• **WHAT IS REQUIRED**
Across the listing below, how many lines hold "document"? Reply with the number by itself.

══ GIVEN RECORDS ══

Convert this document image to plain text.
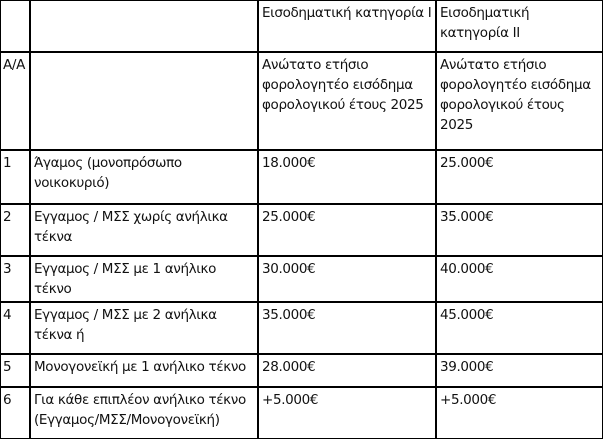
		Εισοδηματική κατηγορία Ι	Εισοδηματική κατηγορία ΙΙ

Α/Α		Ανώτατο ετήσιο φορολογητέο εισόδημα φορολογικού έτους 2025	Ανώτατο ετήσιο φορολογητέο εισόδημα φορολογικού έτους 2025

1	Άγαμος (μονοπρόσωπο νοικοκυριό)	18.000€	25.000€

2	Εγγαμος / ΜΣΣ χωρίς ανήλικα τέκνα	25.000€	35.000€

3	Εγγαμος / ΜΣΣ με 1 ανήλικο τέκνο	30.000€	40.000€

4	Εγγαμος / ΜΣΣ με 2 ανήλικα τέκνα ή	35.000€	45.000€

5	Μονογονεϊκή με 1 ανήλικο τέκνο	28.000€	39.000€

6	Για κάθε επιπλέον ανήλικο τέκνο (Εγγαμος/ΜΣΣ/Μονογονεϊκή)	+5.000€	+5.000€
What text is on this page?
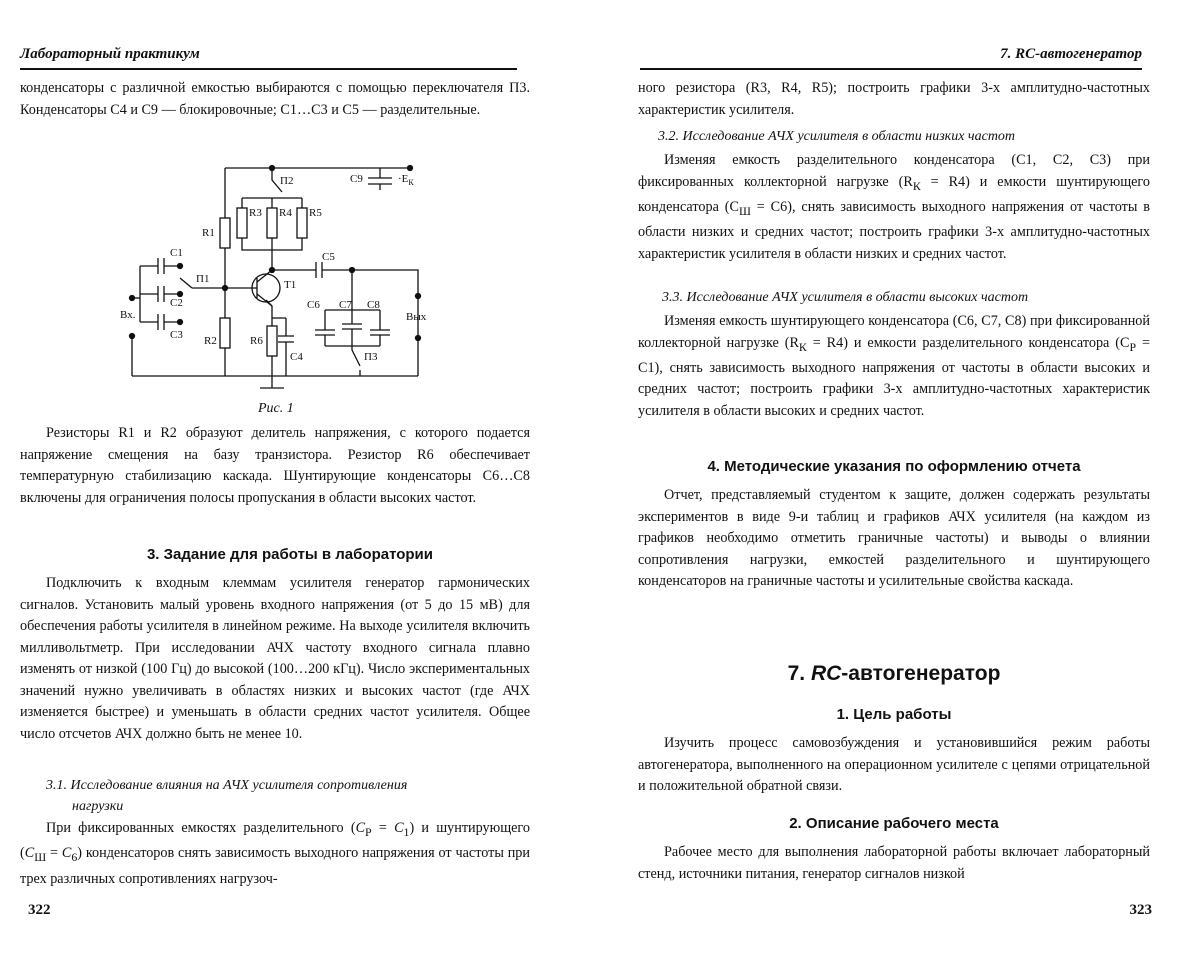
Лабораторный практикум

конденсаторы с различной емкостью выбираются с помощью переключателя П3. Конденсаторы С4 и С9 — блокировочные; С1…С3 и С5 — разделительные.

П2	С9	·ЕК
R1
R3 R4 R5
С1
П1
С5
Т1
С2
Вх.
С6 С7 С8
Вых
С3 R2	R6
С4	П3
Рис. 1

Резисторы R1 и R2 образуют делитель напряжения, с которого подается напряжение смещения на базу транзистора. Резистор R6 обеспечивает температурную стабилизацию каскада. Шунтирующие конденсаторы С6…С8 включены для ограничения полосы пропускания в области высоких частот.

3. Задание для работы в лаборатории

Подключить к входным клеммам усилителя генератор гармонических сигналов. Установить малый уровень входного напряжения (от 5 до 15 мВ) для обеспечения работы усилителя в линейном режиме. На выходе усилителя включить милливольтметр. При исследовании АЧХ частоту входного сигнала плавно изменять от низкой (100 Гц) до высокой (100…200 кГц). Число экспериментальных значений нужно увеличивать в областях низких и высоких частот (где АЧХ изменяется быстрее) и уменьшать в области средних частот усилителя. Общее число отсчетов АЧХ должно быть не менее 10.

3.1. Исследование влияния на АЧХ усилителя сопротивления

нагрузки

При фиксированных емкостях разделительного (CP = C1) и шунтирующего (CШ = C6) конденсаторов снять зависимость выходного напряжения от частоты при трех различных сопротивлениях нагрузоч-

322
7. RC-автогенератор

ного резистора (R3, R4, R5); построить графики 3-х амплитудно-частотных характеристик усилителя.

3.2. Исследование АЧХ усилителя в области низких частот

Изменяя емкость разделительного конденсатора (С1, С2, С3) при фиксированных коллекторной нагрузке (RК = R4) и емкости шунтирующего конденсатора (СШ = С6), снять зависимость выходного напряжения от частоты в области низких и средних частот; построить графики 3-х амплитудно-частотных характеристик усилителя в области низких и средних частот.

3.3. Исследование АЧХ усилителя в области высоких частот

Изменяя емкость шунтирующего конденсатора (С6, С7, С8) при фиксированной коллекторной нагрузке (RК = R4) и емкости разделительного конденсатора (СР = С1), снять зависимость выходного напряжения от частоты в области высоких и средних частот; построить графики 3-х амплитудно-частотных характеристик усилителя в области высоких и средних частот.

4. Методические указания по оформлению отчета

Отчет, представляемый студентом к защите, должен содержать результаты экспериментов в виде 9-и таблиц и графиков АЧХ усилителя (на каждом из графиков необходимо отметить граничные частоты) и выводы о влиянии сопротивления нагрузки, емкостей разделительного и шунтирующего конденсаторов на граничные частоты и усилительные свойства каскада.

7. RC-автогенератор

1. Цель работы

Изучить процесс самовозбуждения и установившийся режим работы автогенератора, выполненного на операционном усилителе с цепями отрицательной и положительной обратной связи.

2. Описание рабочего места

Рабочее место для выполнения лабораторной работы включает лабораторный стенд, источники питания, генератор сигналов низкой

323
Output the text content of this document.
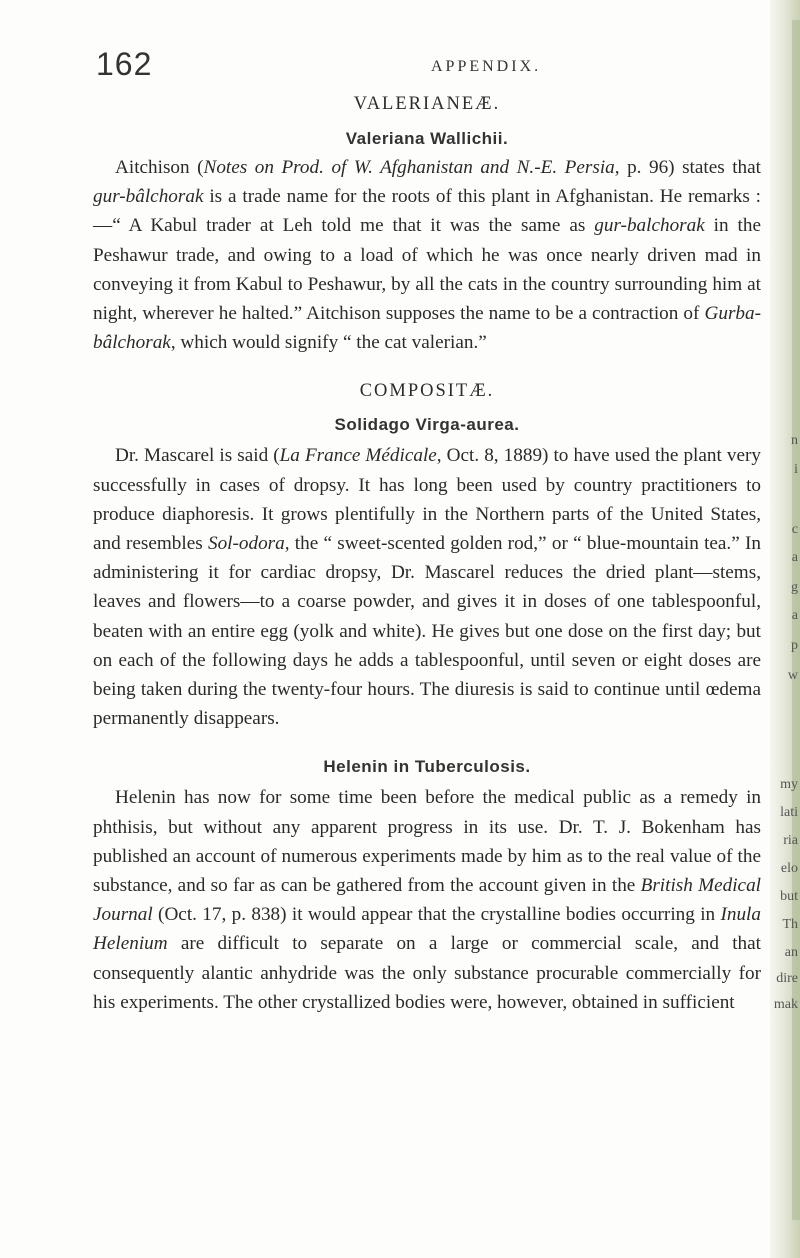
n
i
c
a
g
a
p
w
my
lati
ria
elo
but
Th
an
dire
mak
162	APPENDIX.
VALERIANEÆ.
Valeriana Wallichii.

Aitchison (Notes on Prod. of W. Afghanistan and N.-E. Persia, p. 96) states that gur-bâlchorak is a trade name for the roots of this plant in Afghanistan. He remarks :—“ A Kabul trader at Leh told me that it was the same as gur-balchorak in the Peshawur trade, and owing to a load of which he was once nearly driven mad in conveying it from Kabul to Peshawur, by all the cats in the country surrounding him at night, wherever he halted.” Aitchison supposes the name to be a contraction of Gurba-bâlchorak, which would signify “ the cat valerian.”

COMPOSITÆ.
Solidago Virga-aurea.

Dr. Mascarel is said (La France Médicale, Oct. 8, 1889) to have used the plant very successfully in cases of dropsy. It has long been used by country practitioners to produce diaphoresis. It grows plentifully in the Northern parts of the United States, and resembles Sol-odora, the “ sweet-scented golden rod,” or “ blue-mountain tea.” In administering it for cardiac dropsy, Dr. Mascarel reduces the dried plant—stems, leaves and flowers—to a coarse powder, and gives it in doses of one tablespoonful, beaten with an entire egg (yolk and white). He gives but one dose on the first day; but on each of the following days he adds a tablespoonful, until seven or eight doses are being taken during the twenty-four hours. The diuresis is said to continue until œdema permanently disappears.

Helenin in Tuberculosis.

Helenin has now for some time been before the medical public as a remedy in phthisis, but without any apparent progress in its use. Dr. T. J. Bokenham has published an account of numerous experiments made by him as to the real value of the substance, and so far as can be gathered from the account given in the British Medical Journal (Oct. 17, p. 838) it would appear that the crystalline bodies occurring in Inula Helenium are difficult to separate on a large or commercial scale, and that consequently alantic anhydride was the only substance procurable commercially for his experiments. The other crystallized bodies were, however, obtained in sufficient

═══

• **TASK RESPONSE**
2